Task description: Wherever the string "바랍니다" occurs in a line of these records, report that line.

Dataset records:
-=-=-
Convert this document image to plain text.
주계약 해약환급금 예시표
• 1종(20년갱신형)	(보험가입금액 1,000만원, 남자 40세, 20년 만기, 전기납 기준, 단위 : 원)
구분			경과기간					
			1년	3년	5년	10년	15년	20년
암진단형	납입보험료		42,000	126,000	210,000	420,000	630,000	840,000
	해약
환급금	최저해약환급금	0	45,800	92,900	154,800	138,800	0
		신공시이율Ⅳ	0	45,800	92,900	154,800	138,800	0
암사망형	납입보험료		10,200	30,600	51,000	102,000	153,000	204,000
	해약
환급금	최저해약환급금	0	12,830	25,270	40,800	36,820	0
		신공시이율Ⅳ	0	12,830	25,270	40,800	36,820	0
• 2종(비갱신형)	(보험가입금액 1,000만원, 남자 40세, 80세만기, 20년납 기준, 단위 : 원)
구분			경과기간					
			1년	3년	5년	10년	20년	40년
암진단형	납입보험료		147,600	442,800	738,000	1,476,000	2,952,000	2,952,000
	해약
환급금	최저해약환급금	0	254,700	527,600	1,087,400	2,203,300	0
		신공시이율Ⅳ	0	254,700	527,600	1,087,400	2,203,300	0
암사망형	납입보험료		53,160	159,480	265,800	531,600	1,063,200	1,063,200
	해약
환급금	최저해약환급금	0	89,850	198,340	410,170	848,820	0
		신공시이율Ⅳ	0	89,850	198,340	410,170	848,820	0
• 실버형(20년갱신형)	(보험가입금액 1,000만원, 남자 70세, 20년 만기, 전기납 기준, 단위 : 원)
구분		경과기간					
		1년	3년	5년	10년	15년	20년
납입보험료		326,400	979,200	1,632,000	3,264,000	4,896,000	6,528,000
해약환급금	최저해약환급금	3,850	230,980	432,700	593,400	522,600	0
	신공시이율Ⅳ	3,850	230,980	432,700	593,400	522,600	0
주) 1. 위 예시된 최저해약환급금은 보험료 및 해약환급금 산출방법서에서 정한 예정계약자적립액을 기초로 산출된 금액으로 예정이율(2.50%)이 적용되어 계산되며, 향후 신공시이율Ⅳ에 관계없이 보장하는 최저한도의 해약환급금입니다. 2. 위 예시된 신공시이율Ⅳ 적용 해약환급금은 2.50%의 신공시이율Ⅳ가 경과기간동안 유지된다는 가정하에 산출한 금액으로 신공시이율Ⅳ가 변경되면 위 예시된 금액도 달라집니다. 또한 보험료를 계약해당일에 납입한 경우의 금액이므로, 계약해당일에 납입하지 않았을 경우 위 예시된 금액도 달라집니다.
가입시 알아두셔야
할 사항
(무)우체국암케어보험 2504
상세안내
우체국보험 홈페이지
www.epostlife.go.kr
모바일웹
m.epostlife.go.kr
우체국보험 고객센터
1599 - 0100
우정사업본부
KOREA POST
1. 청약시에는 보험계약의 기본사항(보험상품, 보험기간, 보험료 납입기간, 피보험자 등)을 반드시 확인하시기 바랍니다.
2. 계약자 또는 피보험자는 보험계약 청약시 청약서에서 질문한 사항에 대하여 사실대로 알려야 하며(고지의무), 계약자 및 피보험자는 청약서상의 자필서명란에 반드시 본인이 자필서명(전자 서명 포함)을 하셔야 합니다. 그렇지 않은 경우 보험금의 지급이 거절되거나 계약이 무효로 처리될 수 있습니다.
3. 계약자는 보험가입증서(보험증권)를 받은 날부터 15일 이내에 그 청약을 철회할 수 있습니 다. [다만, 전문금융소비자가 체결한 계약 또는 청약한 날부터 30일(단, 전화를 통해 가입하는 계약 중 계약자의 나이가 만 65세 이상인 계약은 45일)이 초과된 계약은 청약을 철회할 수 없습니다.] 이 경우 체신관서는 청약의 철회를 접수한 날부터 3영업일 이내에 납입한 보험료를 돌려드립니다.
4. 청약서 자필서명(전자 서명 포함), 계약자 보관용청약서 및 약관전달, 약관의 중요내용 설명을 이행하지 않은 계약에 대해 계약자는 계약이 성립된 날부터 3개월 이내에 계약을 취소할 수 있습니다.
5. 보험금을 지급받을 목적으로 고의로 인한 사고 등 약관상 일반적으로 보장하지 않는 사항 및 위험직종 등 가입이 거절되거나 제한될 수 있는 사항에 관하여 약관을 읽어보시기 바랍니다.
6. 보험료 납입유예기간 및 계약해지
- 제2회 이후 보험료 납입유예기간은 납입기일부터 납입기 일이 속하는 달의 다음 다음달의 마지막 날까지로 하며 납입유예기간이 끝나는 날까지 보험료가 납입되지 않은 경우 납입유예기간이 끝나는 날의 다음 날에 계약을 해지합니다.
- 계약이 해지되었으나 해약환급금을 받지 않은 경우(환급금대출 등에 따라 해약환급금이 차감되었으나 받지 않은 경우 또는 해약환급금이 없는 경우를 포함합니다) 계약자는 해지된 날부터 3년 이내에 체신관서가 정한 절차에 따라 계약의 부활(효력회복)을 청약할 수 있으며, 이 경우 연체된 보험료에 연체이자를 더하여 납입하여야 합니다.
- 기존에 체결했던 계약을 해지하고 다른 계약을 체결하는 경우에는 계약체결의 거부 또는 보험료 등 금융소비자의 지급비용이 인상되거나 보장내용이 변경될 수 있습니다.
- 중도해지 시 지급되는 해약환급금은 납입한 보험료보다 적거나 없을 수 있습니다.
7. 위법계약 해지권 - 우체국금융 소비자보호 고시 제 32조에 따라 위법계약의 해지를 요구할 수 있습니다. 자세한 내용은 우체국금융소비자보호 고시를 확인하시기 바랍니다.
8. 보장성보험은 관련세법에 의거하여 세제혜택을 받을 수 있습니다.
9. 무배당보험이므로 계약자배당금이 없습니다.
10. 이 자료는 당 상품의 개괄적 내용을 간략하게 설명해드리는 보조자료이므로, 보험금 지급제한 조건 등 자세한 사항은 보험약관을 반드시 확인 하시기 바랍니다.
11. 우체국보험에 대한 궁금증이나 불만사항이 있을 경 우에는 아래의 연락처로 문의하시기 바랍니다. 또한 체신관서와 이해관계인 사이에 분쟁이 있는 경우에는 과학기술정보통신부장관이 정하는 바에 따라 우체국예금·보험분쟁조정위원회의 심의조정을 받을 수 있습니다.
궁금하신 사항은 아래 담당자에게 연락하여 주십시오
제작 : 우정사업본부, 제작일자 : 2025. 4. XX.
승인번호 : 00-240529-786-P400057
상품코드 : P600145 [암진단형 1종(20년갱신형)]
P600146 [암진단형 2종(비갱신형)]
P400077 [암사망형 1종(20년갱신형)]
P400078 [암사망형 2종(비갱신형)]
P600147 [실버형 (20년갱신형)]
-=-=-
Task response:
1. 청약시에는 보험계약의 기본사항(보험상품, 보험기간, 보험료 납입기간, 피보험자 등)을 반드시 확인하시기 바랍니다.
5. 보험금을 지급받을 목적으로 고의로 인한 사고 등 약관상 일반적으로 보장하지 않는 사항 및 위험직종 등 가입이 거절되거나 제한될 수 있는 사항에 관하여 약관을 읽어보시기 바랍니다.
7. 위법계약 해지권 - 우체국금융 소비자보호 고시 제 32조에 따라 위법계약의 해지를 요구할 수 있습니다. 자세한 내용은 우체국금융소비자보호 고시를 확인하시기 바랍니다.
10. 이 자료는 당 상품의 개괄적 내용을 간략하게 설명해드리는 보조자료이므로, 보험금 지급제한 조건 등 자세한 사항은 보험약관을 반드시 확인 하시기 바랍니다.
11. 우체국보험에 대한 궁금증이나 불만사항이 있을 경 우에는 아래의 연락처로 문의하시기 바랍니다. 또한 체신관서와 이해관계인 사이에 분쟁이 있는 경우에는 과학기술정보통신부장관이 정하는 바에 따라 우체국예금·보험분쟁조정위원회의 심의조정을 받을 수 있습니다.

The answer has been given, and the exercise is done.